COMPRUEBA TU COMPRENSIÓN:
A) Según el texto sobre la querulancia, ¿por qué los pleitos que monta el querulante no son cuestión de broma? Responde en una a tres oraciones.
B) ¿Puedes reescribir el texto sobre la querulancia desde "En otros casos" hasta "en un centro.", ambos incluidos, cambiando "marcianos" por "selenitas"?
C) ¿Podrías seguir escribiendo el texto sobre la querulancia a partir de su última oración?

FRAGMENTO:
En otros casos están relacionados con otras enfermedades mentales, con delirios o cualquier otra cosa similar. Había un hombre que denunciaba todas las semanas que venían los marcianos a abducirle de diversas formas. La última que recuerdo, era nada más y nada menos que una violación extraterrestre a través de su ombligo. Y ojo, que es difícil mantener la compostura ante tales afirmaciones. Como mis avezados lectores y lectoras habrán adivinado, el pobre acabó con un proceso de incapacidad de los de entonces, e ingresado en un centro.
Aunque los peores casos de querulancia so los que utilizan el proceso deliberadamente para sus fines. Ya hablé algo de ello en el estreno dedicado a la violencia económica, pero hoy quería insistir en el tema. Es la también llamada violencia por poderes, y consiste, en esencia, en torpedear a la víctima, en este caso su ex, con tantos juicios que es imposible que tenga una vida medianamente normal. Quienes utilizan estas maniobras se dedican, en primer término, a recurrirlo todo, aunque no tenga visos de prosperar, y luego a convertir en pleito cualquier minucia. Desde las extraescolares de las hijas e hijos, a la factura del dentista o del oftalmólogo .Si ella quiere ballet, yo le apunto a guitarra a la misma hora y llevo el desacuerdo ante el juez, e igual con el idioma, la pertenencia a una asociación o cada competición deportiva. El traje de Comunión, las excursiones del colegio, la asistencia a la boda de la tía Puri o la afición por la cría del calamar salvaje son excusas suficientes para que el querulante monte un pleito de mil pares de narices. Y no es cuestión de broma, que eso supone un gasto de dinero en abogados, y de tiempo, que pude incluso dar lugar a problemas en el trabajo para la víctima que acaben en un despido encubierto o en una no renovación de contrato o, si se trabaja por propia cuenta, a la pérdida de clientes. Una tortura.

DATOS PARA REVISAR:
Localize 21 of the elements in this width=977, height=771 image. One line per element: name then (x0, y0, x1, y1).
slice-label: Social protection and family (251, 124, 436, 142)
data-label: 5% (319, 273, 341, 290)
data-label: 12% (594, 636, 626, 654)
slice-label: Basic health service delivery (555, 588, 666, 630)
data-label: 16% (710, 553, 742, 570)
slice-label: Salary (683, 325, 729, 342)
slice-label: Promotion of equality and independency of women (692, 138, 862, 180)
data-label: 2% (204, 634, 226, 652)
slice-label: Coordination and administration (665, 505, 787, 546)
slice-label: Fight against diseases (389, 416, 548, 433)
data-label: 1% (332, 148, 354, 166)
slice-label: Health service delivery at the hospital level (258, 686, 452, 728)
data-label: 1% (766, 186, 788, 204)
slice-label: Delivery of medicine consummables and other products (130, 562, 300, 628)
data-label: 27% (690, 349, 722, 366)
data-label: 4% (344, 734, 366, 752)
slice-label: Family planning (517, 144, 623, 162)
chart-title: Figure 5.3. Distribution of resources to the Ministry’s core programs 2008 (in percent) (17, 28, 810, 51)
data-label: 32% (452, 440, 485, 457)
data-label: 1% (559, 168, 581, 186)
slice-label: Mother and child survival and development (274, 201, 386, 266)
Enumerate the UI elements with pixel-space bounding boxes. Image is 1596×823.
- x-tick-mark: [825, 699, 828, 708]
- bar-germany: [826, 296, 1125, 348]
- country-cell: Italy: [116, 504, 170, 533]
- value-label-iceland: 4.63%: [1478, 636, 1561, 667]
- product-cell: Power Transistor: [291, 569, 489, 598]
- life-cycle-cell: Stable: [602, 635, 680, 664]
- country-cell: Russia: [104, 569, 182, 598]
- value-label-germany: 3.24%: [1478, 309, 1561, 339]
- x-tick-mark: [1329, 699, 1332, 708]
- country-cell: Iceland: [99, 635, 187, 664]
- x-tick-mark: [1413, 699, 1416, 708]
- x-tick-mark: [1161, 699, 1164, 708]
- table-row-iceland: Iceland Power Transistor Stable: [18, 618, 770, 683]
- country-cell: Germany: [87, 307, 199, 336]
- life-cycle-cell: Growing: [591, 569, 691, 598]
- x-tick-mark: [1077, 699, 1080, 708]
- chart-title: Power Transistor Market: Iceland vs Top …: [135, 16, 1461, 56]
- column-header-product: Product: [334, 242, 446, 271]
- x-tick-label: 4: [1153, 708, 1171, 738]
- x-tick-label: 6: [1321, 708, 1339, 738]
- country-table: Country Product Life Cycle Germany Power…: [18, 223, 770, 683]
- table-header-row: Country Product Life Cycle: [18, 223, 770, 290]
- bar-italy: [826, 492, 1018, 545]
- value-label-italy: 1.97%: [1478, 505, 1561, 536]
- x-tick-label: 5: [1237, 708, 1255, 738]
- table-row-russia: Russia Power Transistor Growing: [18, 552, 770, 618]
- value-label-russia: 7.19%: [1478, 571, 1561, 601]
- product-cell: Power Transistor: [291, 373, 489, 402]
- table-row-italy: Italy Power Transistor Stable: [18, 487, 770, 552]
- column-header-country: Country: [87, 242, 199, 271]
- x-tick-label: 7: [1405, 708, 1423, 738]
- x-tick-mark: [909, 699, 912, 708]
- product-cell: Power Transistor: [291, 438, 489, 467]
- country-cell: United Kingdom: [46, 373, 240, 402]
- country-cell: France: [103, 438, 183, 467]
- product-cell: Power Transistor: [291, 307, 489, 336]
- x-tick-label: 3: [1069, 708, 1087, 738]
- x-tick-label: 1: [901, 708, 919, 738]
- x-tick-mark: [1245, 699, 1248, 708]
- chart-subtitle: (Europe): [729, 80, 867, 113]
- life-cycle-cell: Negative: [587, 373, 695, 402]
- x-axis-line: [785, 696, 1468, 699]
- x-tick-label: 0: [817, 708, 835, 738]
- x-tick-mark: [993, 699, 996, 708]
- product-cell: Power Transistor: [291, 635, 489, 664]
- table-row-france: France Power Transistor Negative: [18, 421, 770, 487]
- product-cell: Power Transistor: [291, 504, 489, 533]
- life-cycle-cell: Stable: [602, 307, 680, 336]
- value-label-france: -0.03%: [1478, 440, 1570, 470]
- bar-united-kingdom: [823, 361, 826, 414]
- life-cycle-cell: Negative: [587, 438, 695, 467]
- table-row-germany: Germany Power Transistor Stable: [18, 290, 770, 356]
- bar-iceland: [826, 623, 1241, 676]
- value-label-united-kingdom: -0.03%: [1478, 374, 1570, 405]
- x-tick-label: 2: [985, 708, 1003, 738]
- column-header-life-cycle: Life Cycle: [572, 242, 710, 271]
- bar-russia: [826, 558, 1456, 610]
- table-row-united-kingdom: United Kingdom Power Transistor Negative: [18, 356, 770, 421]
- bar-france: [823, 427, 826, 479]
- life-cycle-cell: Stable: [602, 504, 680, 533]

TAREAS RESUELTAS:
A) Porque suponen un gasto de dinero en abogados y de tiempo. Eso puede causar a la víctima problemas en el trabajo que terminen en un despido encubierto o en la no renovación del contrato, o bien, si trabaja por cuenta propia, en la pérdida de clientes.

B)
En otros casos están relacionados con otras enfermedades mentales, con delirios o cualquier otra cosa similar. Había un hombre que denunciaba todas las semanas que venían los selenitas a abducirle de diversas formas. La última que recuerdo, era nada más y nada menos que una violación extraterrestre a través de su ombligo. Y ojo, que es difícil mantener la compostura ante tales afirmaciones. Como mis avezados lectores y lectoras habrán adivinado, el pobre acabó con un proceso de incapacidad de los de entonces, e ingresado en un centro.

C)
Pero no solo supone esto. En estos casos lo que pretende quien ejerce esta violencia por poderes es tener agarrada a la víctima, que se ve imposibilitada de pasar página y empezar una nueva vida sin su victimario. ¿Cómo va a hacerlo, si día sí día también se ve obligada a verlo y sufrirlo en estrados? Tal vez lo peor de esto es lo que muchas víctimas acaban haciendo para que cabe ese calvario: ceder, pasar por el aro que sea con tal de terminar con aquello. Ahí está la explicación de muchos convenios y acuerdos que a primera vista parecen inexplicables. Y es que estas maniobras pueden sacar de sus casillas a cualquiera.
Por supuesto, es muy difícil encajar estos comportamientos en algún tipo previsto en el Código penal. Y mucho más difícil encontrar una solución, que no es otra que ponerle fin, pero lo vemos a diario, y muchas veces con la impotencia de no poder hacer nada, o casi nada.
Porque tampoco podemos olvidar que estas conductas no solo perjudican a su víctima. El hecho de gastar tiempo, y medios, y esfuerzo de los órganos judiciales además de sacar de sus casillas a Sus Señorías, está detrayendo ese tiempo, medios y esfuerzo a todos los asuntos que lo necesitan. Que no son pocos, precisamente.
Así que hoy el aplauso es evidente. Se lo doy a quienes, a pesar de todo, no solo mantienen la compostura ante tales actuaciones, sino que ponen los medios para evitarlas. Por favor, que compartan la fórmula.